— begin —
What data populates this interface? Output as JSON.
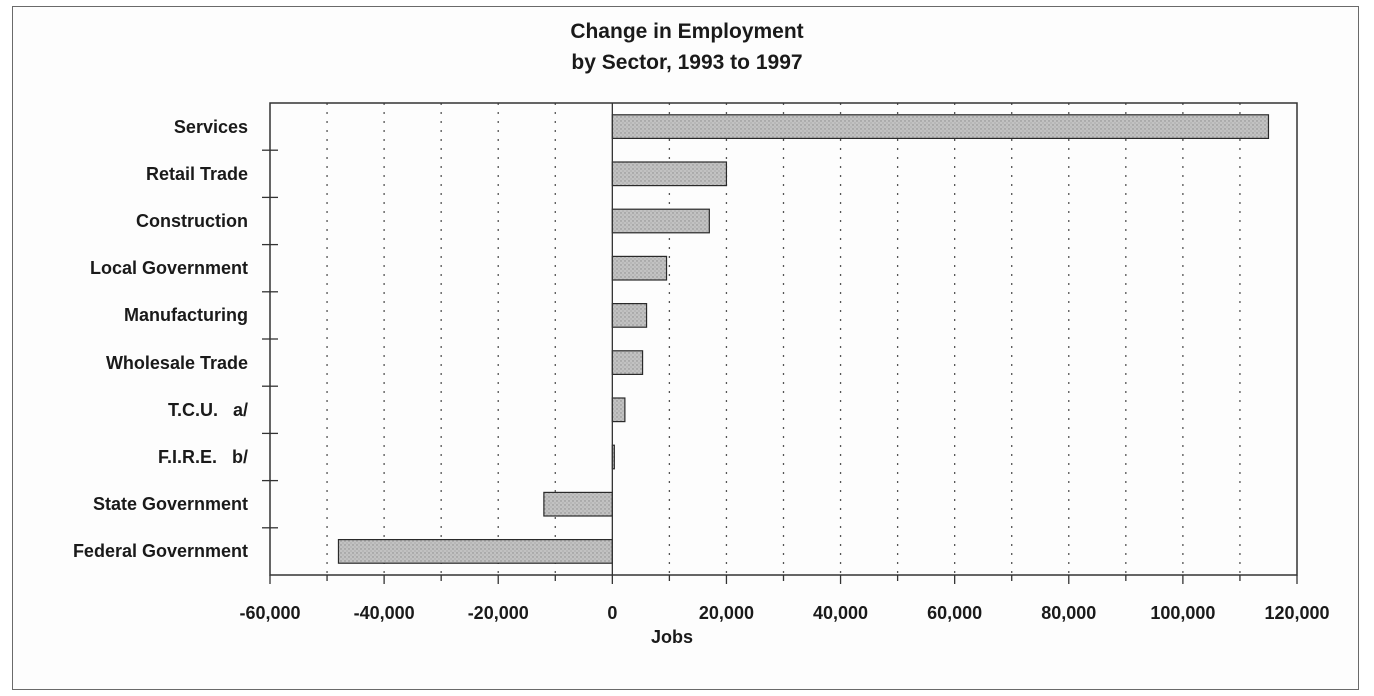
{
  "chart_data": {
    "type": "bar",
    "orientation": "horizontal",
    "title": "Change in Employment",
    "subtitle": "by Sector, 1993 to 1997",
    "xlabel": "Jobs",
    "ylabel": "",
    "xlim": [
      -60000,
      120000
    ],
    "x_ticks": [
      -60000,
      -40000,
      -20000,
      0,
      20000,
      40000,
      60000,
      80000,
      100000,
      120000
    ],
    "x_tick_labels": [
      "-60,000",
      "-40,000",
      "-20,000",
      "0",
      "20,000",
      "40,000",
      "60,000",
      "80,000",
      "100,000",
      "120,000"
    ],
    "grid": "vertical dotted",
    "legend": "none",
    "categories": [
      "Services",
      "Retail Trade",
      "Construction",
      "Local Government",
      "Manufacturing",
      "Wholesale Trade",
      "T.C.U.   a/",
      "F.I.R.E.   b/",
      "State Government",
      "Federal Government"
    ],
    "values": [
      115000,
      20000,
      17000,
      9500,
      6000,
      5300,
      2200,
      200,
      -12000,
      -48000
    ],
    "bar_color": "#bdbdbd",
    "bar_edge_color": "#2a2a2a"
  }
}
— end —
EXERCISE DIRECTIONS =>
Every record must be copied exactly, with images dropped from the result.

THE OUTPUT =>
What data populates this interface? Output as JSON.
{
  "chart_data": {
    "type": "bar",
    "orientation": "horizontal",
    "title": "Change in Employment",
    "subtitle": "by Sector, 1993 to 1997",
    "xlabel": "Jobs",
    "ylabel": "",
    "xlim": [
      -60000,
      120000
    ],
    "x_ticks": [
      -60000,
      -40000,
      -20000,
      0,
      20000,
      40000,
      60000,
      80000,
      100000,
      120000
    ],
    "x_tick_labels": [
      "-60,000",
      "-40,000",
      "-20,000",
      "0",
      "20,000",
      "40,000",
      "60,000",
      "80,000",
      "100,000",
      "120,000"
    ],
    "grid": "vertical dotted",
    "legend": "none",
    "categories": [
      "Services",
      "Retail Trade",
      "Construction",
      "Local Government",
      "Manufacturing",
      "Wholesale Trade",
      "T.C.U.   a/",
      "F.I.R.E.   b/",
      "State Government",
      "Federal Government"
    ],
    "values": [
      115000,
      20000,
      17000,
      9500,
      6000,
      5300,
      2200,
      200,
      -12000,
      -48000
    ],
    "bar_color": "#bdbdbd",
    "bar_edge_color": "#2a2a2a"
  }
}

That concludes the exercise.